Extracted data:
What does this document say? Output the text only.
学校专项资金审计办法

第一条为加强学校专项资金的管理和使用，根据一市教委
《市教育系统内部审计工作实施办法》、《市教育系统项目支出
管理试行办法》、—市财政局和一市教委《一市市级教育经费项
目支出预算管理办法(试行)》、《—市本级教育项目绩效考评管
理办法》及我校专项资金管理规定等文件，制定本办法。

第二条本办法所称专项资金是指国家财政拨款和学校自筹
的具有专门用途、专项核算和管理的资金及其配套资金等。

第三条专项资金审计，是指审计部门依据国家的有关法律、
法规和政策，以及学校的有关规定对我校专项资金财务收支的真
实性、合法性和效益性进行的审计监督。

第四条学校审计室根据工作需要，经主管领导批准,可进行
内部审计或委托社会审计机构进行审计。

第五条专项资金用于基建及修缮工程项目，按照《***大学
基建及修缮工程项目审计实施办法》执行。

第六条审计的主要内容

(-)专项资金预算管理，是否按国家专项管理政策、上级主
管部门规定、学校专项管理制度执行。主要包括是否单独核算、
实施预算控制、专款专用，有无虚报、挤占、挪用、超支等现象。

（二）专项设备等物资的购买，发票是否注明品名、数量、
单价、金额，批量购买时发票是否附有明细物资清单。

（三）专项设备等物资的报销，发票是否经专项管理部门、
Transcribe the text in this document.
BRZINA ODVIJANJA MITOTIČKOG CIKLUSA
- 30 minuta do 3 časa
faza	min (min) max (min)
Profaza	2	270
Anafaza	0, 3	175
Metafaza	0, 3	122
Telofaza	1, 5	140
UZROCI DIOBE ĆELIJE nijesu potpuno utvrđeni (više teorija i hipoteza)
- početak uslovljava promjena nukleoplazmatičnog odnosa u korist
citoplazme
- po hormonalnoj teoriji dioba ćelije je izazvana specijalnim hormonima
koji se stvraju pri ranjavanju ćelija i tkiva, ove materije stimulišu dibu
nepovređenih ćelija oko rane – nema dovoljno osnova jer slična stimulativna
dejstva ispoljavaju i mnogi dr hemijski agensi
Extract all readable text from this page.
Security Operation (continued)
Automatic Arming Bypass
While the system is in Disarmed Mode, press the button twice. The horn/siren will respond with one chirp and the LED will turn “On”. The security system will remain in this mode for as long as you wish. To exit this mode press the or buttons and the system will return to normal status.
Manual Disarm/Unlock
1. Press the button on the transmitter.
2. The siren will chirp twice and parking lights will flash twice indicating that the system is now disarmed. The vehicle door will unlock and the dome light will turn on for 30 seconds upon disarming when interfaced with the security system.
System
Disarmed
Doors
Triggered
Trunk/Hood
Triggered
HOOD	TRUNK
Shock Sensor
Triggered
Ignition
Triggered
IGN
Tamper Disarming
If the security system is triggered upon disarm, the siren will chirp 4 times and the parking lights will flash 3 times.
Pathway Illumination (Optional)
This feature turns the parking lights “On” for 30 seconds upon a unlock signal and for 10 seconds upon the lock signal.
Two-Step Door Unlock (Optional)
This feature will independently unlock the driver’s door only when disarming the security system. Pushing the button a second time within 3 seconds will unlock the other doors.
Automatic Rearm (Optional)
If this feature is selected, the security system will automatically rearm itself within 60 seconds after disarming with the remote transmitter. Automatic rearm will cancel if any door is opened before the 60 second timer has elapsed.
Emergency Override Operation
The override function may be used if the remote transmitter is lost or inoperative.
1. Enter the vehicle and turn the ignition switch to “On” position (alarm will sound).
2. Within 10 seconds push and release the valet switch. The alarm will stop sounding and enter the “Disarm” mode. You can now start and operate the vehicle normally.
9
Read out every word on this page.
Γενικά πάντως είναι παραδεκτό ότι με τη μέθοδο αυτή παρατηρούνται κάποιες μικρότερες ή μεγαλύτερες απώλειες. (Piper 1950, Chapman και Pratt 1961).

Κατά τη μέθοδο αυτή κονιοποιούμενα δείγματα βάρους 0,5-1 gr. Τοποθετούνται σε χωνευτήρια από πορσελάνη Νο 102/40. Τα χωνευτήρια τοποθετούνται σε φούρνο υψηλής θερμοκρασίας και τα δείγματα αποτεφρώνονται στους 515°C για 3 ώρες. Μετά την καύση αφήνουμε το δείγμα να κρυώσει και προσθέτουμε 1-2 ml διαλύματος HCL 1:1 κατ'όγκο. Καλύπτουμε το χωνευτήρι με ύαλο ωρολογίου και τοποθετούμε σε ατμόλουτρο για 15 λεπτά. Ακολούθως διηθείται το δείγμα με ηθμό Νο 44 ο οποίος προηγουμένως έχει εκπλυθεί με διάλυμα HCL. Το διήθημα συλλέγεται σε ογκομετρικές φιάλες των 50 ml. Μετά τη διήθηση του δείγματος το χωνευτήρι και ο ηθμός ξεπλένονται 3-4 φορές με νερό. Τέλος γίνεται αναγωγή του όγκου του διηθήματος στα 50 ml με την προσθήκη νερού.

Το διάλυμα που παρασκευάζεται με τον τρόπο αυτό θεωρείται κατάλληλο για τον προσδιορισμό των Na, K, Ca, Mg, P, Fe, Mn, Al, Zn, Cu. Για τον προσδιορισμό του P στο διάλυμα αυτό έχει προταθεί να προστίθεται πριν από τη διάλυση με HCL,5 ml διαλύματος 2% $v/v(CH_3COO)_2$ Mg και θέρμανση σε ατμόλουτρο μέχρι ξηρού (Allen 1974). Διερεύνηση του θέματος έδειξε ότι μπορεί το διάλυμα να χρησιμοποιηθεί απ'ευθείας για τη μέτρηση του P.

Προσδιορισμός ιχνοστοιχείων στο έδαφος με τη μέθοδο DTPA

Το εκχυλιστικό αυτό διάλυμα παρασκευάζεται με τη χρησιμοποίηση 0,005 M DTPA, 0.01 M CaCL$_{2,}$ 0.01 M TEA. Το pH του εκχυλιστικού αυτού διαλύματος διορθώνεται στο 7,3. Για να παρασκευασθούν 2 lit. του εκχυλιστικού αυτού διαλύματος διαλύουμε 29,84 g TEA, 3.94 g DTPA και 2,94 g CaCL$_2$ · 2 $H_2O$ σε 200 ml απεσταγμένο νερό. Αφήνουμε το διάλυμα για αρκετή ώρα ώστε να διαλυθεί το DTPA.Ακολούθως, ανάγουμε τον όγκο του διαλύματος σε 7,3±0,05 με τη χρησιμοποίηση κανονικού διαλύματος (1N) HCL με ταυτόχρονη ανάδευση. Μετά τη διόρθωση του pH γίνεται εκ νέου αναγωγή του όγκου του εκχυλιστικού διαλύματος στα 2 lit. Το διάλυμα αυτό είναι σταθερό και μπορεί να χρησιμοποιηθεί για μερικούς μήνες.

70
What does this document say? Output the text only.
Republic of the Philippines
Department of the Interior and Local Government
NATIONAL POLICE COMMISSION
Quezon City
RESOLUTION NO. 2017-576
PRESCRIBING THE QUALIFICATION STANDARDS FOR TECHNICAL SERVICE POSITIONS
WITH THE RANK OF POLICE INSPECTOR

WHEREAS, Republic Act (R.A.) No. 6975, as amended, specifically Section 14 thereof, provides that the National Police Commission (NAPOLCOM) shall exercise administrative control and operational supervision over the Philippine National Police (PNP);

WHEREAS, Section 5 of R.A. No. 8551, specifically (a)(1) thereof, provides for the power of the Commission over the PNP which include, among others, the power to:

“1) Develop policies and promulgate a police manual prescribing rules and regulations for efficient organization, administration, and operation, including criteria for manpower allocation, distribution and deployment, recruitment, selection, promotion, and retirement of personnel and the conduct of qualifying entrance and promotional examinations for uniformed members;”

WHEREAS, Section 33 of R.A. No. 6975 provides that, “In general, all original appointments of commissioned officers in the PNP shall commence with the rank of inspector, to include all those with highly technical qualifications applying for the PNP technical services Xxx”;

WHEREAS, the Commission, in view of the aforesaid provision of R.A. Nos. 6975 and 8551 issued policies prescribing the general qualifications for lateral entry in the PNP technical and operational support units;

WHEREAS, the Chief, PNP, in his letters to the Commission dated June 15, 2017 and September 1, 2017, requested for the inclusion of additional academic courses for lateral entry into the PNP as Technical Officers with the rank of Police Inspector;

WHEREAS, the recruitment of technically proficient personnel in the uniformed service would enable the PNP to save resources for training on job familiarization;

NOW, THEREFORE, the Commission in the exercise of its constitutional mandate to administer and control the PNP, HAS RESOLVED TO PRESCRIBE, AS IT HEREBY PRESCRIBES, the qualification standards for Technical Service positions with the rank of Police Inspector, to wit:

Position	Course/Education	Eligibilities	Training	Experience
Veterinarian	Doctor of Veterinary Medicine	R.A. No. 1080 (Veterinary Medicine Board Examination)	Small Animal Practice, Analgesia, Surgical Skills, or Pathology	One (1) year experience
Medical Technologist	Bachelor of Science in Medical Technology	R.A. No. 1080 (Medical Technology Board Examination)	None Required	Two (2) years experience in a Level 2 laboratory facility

To do: List each line of the entries that holds the string "ćelija".

Full output:
koji se stvraju pri ranjavanju ćelija i tkiva, ove materije stimulišu dibu
nepovređenih ćelija oko rane – nema dovoljno osnova jer slična stimulativna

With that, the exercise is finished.